(Data items)
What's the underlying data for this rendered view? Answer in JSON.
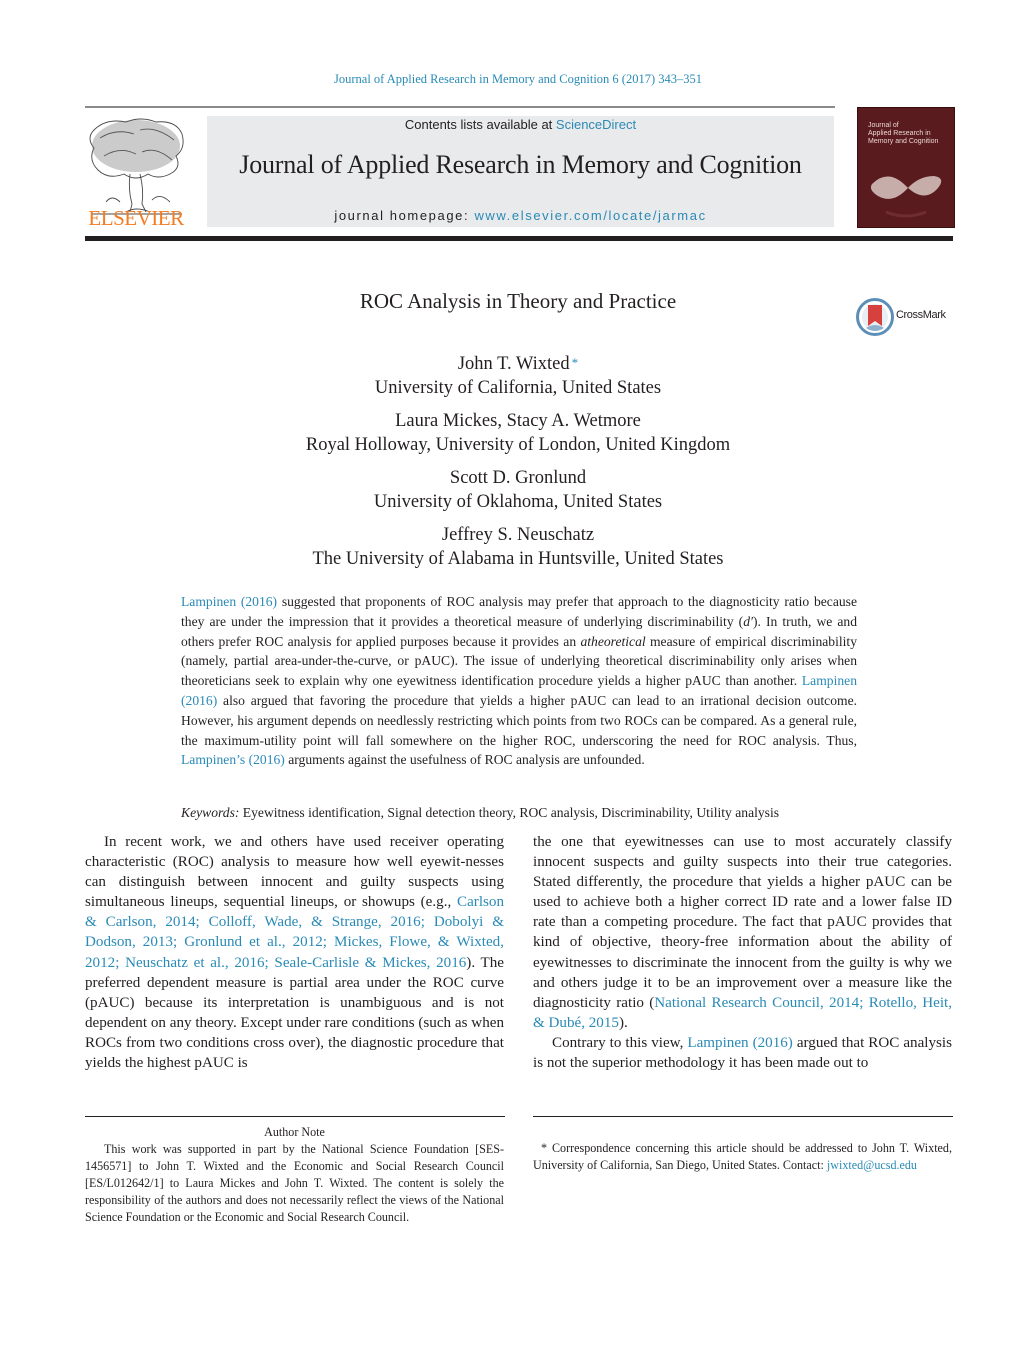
{
  "running_head": "Journal of Applied Research in Memory and Cognition 6 (2017) 343–351",
  "masthead": {
    "publisher": "ELSEVIER",
    "contents_prefix": "Contents lists available at ",
    "contents_link": "ScienceDirect",
    "journal_name": "Journal of Applied Research in Memory and Cognition",
    "homepage_prefix": "journal homepage: ",
    "homepage_link": "www.elsevier.com/locate/jarmac",
    "cover_title_lines": [
      "Journal of",
      "Applied Research in",
      "Memory and Cognition"
    ]
  },
  "colors": {
    "link": "#2a8ab6",
    "publisher_orange": "#f47b20",
    "masthead_bg": "#e9eaeb",
    "cover_bg": "#5a1b1e"
  },
  "article": {
    "title": "ROC Analysis in Theory and Practice",
    "crossmark_label": "CrossMark",
    "authors": [
      {
        "names": "John T. Wixted",
        "star": "*",
        "affiliation": "University of California, United States"
      },
      {
        "names": "Laura Mickes, Stacy A. Wetmore",
        "star": "",
        "affiliation": "Royal Holloway, University of London, United Kingdom"
      },
      {
        "names": "Scott D. Gronlund",
        "star": "",
        "affiliation": "University of Oklahoma, United States"
      },
      {
        "names": "Jeffrey S. Neuschatz",
        "star": "",
        "affiliation": "The University of Alabama in Huntsville, United States"
      }
    ]
  },
  "abstract": {
    "link1": "Lampinen (2016)",
    "t1": " suggested that proponents of ROC analysis may prefer that approach to the diagnosticity ratio because they are under the impression that it provides a theoretical measure of underlying discriminability (",
    "dprime": "d′",
    "t2": "). In truth, we and others prefer ROC analysis for applied purposes because it provides an ",
    "atheoretical": "atheoretical",
    "t3": " measure of empirical discriminability (namely, partial area-under-the-curve, or pAUC). The issue of underlying theoretical discriminability only arises when theoreticians seek to explain why one eyewitness identification procedure yields a higher pAUC than another. ",
    "link2": "Lampinen (2016)",
    "t4": " also argued that favoring the procedure that yields a higher pAUC can lead to an irrational decision outcome. However, his argument depends on needlessly restricting which points from two ROCs can be compared. As a general rule, the maximum-utility point will fall somewhere on the higher ROC, underscoring the need for ROC analysis. Thus, ",
    "link3": "Lampinen’s (2016)",
    "t5": " arguments against the usefulness of ROC analysis are unfounded."
  },
  "keywords": {
    "label": "Keywords:",
    "list": " Eyewitness identification, Signal detection theory, ROC analysis, Discriminability, Utility analysis"
  },
  "body": {
    "p1_t1": "In recent work, we and others have used receiver operating characteristic (ROC) analysis to measure how well eyewit-nesses can distinguish between innocent and guilty suspects using simultaneous lineups, sequential lineups, or showups (e.g., ",
    "p1_refs": "Carlson & Carlson, 2014; Colloff, Wade, & Strange, 2016; Dobolyi & Dodson, 2013; Gronlund et al., 2012; Mickes, Flowe, & Wixted, 2012; Neuschatz et al., 2016; Seale-Carlisle & Mickes, 2016",
    "p1_t2": "). The preferred dependent measure is partial area under the ROC curve (pAUC) because its interpretation is unambiguous and is not dependent on any theory. Except under rare conditions (such as when ROCs from two conditions cross over), the diagnostic procedure that yields the highest pAUC is the one that eyewitnesses can use to most accurately classify innocent suspects and guilty suspects into their true categories. Stated differently, the procedure that yields a higher pAUC can be used to achieve both a higher correct ID rate and a lower false ID rate than a competing procedure. The fact that pAUC provides that kind of objective, theory-free information about the ability of eyewitnesses to discriminate the innocent from the guilty is why we and others judge it to be an improvement over a measure like the diagnosticity ratio (",
    "p1_refs2": "National Research Council, 2014; Rotello, Heit, & Dubé, 2015",
    "p1_t3": ").",
    "p2_t1": "Contrary to this view, ",
    "p2_link": "Lampinen (2016)",
    "p2_t2": " argued that ROC analysis is not the superior methodology it has been made out to"
  },
  "footnotes": {
    "author_note_heading": "Author Note",
    "author_note_body": "This work was supported in part by the National Science Foundation [SES-1456571] to John T. Wixted and the Economic and Social Research Council [ES/L012642/1] to Laura Mickes and John T. Wixted. The content is solely the responsibility of the authors and does not necessarily reflect the views of the National Science Foundation or the Economic and Social Research Council.",
    "correspondence_star": "*",
    "correspondence_text": " Correspondence concerning this article should be addressed to John T. Wixted, University of California, San Diego, United States. Contact: ",
    "correspondence_email": "jwixted@ucsd.edu"
  }
}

- _BRIEF_
Copy each line above that contains the word "Gronlund".

- _EXERCISE RESULT_
        "names": "Scott D. Gronlund",
    "p1_refs": "Carlson & Carlson, 2014; Colloff, Wade, & Strange, 2016; Dobolyi & Dodson, 2013; Gronlund et al., 2012; Mickes, Flowe, & Wixted, 2012; Neuschatz et al., 2016; Seale-Carlisle & Mickes, 2016",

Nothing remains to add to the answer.